Your task:
Take every line where the string "xlabel" appears and copy it.

Data excerpts:
____

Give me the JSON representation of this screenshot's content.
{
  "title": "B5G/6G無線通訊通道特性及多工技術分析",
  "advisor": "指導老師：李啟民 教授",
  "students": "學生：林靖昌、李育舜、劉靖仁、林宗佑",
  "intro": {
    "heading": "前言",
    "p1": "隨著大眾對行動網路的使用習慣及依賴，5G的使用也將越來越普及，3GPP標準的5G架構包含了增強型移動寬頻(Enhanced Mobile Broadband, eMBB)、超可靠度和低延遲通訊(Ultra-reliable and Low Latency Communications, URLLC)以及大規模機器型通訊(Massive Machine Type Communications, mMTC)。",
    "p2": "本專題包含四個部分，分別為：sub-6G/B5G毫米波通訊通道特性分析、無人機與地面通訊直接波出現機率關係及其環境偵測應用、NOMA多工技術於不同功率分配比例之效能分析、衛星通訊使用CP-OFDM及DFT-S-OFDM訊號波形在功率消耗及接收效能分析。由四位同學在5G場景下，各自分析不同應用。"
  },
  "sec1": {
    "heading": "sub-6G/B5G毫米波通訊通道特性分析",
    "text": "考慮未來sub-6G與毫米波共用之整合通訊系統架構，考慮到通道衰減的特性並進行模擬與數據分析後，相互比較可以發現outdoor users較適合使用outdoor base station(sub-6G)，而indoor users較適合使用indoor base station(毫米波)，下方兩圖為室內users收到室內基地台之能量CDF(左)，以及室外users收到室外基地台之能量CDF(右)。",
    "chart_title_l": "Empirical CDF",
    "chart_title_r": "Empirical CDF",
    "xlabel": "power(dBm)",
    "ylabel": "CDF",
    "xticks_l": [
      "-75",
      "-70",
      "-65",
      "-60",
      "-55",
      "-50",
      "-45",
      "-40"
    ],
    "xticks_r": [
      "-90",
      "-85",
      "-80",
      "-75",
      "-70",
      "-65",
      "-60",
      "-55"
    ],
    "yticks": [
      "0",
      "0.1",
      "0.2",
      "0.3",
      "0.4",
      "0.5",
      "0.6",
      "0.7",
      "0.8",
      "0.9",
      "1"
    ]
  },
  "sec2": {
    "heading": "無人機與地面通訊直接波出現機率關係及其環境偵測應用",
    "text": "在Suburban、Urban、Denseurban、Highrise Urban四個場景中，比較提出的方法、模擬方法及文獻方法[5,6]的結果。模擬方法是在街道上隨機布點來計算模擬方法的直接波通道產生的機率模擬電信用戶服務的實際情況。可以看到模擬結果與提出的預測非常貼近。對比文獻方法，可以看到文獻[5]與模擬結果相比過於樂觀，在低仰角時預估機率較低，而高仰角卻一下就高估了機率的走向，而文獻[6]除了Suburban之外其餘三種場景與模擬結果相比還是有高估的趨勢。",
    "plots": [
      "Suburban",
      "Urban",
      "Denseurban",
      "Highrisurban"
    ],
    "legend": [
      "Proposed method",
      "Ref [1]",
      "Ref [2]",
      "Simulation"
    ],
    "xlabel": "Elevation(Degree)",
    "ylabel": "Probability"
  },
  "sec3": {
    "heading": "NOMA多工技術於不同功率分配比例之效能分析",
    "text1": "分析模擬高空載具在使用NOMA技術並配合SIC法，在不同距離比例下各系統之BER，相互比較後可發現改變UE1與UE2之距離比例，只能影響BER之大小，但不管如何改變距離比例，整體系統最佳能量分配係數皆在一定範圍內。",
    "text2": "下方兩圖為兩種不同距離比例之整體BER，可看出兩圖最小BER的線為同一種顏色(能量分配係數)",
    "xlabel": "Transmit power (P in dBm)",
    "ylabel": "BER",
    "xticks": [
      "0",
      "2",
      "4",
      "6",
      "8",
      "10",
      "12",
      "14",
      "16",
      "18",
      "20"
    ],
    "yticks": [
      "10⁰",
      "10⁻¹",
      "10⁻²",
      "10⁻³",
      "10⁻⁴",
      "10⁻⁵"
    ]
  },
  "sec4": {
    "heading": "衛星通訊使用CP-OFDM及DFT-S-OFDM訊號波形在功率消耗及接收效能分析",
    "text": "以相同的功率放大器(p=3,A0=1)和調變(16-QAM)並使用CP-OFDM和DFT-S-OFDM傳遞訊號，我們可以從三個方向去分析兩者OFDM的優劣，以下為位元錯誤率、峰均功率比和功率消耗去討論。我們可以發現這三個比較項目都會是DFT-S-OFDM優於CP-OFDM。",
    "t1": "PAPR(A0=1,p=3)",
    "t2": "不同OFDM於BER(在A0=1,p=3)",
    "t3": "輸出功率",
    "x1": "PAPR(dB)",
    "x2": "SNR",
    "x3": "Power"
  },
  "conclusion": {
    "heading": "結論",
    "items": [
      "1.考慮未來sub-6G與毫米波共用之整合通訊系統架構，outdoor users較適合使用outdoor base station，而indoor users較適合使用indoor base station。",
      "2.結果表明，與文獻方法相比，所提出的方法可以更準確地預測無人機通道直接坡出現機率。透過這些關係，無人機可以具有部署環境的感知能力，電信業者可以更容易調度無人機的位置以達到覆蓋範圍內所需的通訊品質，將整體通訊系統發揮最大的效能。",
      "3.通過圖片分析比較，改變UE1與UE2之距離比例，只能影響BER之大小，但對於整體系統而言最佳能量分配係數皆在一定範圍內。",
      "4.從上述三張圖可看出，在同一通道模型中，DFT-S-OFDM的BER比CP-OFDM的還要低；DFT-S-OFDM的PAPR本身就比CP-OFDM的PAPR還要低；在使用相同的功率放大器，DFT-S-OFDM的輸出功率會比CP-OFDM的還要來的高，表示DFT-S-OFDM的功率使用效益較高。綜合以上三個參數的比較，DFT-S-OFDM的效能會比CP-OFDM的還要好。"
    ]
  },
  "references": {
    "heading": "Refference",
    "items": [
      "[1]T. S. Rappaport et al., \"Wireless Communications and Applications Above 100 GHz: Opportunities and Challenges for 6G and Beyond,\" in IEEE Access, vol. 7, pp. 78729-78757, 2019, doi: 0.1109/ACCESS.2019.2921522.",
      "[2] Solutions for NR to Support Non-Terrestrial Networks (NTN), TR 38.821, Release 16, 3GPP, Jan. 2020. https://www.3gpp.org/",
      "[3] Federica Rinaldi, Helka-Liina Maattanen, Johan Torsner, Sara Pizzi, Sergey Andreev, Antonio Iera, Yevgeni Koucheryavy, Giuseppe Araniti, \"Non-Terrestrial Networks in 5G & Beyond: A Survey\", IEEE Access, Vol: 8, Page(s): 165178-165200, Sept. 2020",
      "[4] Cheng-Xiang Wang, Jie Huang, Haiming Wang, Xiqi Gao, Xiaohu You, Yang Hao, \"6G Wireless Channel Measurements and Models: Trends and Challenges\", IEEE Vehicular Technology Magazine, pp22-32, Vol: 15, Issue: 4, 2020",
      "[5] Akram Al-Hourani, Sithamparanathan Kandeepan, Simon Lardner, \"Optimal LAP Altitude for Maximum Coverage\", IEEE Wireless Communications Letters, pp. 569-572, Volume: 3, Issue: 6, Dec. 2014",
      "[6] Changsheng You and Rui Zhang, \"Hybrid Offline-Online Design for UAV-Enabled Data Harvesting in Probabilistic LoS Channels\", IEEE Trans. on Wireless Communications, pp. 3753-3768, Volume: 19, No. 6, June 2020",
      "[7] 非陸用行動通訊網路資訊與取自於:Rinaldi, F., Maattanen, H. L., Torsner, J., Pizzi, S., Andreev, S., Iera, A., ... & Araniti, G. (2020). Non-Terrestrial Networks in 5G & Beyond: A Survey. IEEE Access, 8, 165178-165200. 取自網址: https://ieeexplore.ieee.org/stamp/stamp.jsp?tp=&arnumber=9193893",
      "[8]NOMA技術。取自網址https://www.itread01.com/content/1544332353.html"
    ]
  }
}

____

Solution to the exercise:
    "xlabel": "power(dBm)",
    "xlabel": "Elevation(Degree)",
    "xlabel": "Transmit power (P in dBm)",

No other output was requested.